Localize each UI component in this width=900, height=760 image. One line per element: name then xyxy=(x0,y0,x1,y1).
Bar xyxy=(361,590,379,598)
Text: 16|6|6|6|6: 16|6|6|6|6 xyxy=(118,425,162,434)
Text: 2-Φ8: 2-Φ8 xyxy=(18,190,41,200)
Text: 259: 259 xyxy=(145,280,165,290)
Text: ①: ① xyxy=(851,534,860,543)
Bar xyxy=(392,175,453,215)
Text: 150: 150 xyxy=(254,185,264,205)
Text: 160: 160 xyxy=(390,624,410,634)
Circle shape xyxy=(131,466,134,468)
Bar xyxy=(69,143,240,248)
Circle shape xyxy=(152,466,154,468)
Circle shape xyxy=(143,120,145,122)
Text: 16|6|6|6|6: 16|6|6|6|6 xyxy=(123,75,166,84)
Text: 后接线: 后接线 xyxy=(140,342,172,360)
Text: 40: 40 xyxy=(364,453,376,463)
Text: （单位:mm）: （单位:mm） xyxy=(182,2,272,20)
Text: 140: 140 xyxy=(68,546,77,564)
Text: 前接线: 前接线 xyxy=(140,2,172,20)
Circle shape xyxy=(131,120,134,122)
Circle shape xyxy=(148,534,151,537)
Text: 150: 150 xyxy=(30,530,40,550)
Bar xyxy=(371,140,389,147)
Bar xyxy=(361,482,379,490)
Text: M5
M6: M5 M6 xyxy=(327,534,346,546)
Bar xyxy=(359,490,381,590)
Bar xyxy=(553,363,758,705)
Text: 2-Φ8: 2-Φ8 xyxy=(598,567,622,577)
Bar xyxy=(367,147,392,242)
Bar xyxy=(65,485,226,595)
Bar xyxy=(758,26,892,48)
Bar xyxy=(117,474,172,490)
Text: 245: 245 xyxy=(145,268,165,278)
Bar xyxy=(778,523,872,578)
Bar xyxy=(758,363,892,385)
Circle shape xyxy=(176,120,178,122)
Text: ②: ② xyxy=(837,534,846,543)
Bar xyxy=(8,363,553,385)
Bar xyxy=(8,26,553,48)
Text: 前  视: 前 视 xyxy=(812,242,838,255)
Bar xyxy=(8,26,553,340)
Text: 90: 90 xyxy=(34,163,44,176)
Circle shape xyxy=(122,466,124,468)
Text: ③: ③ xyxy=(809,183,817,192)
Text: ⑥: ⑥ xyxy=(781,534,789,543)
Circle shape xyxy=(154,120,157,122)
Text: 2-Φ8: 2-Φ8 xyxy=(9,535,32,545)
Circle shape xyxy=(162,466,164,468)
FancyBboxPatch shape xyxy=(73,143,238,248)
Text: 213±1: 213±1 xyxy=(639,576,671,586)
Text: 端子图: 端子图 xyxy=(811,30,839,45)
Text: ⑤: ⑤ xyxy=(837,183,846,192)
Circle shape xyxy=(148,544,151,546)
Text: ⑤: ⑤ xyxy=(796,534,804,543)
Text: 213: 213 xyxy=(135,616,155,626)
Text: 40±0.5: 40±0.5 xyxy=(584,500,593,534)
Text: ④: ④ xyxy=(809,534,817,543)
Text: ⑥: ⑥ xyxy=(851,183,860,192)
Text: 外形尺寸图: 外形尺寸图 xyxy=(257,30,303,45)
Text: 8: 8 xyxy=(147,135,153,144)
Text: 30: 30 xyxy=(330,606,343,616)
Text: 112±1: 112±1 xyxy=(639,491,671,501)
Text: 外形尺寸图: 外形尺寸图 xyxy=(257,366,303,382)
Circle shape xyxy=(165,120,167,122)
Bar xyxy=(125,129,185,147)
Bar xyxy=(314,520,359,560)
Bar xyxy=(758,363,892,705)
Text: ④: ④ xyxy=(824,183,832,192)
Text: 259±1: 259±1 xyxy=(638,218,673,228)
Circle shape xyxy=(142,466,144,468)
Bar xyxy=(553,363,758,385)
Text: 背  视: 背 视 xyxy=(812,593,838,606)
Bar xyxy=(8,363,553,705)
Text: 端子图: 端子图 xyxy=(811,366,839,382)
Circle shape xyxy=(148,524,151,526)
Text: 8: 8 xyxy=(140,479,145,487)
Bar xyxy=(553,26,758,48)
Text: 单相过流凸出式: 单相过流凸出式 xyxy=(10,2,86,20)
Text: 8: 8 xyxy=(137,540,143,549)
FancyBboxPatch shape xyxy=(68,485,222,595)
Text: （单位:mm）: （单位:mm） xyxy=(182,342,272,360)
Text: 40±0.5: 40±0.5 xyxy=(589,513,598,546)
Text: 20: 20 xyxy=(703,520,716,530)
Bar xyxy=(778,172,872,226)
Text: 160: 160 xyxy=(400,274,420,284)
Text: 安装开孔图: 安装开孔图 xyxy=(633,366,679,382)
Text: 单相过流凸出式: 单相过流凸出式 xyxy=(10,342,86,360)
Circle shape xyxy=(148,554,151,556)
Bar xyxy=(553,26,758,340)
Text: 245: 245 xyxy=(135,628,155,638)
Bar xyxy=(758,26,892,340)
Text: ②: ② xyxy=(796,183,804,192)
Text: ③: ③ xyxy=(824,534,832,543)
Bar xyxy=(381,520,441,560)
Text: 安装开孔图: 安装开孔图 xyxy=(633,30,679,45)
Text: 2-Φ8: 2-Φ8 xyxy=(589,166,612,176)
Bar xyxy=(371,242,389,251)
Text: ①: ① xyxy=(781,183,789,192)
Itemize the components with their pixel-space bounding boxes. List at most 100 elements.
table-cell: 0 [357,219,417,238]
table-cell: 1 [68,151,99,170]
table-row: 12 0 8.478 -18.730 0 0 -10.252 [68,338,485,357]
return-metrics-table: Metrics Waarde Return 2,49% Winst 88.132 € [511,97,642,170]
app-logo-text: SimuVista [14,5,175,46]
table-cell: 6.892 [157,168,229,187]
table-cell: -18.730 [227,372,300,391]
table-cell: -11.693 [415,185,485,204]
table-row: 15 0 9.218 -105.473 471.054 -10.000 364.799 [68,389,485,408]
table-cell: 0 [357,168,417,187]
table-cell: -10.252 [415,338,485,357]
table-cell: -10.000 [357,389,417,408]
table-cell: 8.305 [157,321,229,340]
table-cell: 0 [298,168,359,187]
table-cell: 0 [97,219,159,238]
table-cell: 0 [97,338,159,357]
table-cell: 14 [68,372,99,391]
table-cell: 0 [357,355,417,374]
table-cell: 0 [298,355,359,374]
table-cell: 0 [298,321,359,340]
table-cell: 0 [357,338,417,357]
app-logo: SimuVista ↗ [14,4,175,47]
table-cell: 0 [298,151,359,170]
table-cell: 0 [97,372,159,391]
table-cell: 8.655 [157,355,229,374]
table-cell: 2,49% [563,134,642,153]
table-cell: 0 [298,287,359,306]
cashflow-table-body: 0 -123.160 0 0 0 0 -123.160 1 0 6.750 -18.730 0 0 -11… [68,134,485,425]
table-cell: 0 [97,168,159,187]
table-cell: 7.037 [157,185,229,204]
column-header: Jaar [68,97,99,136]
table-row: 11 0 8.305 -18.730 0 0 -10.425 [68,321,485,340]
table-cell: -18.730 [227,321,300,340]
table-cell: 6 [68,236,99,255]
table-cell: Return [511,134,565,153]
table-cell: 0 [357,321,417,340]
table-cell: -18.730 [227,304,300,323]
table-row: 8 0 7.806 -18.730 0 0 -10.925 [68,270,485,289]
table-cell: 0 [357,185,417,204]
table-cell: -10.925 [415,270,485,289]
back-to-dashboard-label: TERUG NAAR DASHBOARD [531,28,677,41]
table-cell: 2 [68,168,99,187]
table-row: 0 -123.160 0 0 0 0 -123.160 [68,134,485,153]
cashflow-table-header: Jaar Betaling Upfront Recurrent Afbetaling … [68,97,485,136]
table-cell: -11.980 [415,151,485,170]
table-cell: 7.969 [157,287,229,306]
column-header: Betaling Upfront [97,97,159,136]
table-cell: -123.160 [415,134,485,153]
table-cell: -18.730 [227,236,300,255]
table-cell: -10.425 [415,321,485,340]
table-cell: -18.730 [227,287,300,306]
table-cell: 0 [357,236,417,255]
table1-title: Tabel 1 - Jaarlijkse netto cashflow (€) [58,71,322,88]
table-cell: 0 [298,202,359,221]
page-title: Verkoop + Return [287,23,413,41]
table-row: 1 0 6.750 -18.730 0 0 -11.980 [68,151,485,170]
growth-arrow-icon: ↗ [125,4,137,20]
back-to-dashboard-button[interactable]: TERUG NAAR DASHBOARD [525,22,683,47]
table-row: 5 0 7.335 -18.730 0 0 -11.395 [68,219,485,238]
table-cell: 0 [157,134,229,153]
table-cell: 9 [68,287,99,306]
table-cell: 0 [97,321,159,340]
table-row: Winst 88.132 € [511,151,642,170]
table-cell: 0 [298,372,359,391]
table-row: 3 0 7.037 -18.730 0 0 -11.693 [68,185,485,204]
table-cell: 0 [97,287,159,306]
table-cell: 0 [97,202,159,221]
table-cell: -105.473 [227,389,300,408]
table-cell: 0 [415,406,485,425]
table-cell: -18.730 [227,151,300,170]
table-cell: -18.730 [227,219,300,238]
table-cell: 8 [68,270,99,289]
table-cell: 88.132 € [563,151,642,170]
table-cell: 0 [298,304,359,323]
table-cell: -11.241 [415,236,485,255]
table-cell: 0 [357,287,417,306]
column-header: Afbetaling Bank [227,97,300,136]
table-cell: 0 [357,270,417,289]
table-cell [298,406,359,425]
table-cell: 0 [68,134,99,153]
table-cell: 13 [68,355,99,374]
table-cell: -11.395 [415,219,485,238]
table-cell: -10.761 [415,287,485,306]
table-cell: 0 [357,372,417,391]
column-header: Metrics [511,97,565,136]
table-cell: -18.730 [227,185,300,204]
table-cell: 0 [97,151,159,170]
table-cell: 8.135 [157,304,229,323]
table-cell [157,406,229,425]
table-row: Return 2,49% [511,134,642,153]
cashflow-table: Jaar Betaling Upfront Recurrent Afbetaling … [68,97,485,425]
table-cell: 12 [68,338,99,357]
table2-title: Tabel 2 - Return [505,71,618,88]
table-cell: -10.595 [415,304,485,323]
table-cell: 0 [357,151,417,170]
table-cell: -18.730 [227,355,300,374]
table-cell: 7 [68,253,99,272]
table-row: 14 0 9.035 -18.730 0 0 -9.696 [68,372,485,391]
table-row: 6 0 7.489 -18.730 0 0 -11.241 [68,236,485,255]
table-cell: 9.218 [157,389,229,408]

STATED PROBLEM:
Retype the items above, starting with the first line and continuing through the line with "Text: 前接线: 前接线 xyxy=(140,2,172,20)", character for character.

FINISHED EXERCISE:
Localize each UI component in this width=900, height=760 image. One line per element: name then xyxy=(x0,y0,x1,y1).
Bar xyxy=(361,590,379,598)
Text: 16|6|6|6|6: 16|6|6|6|6 xyxy=(118,425,162,434)
Text: 2-Φ8: 2-Φ8 xyxy=(18,190,41,200)
Text: 259: 259 xyxy=(145,280,165,290)
Text: ①: ① xyxy=(851,534,860,543)
Bar xyxy=(392,175,453,215)
Text: 150: 150 xyxy=(254,185,264,205)
Text: 160: 160 xyxy=(390,624,410,634)
Circle shape xyxy=(131,466,134,468)
Bar xyxy=(69,143,240,248)
Circle shape xyxy=(152,466,154,468)
Circle shape xyxy=(143,120,145,122)
Text: 16|6|6|6|6: 16|6|6|6|6 xyxy=(123,75,166,84)
Text: 后接线: 后接线 xyxy=(140,342,172,360)
Text: 40: 40 xyxy=(364,453,376,463)
Text: （单位:mm）: （单位:mm） xyxy=(182,2,272,20)
Text: 140: 140 xyxy=(68,546,77,564)
Text: 前接线: 前接线 xyxy=(140,2,172,20)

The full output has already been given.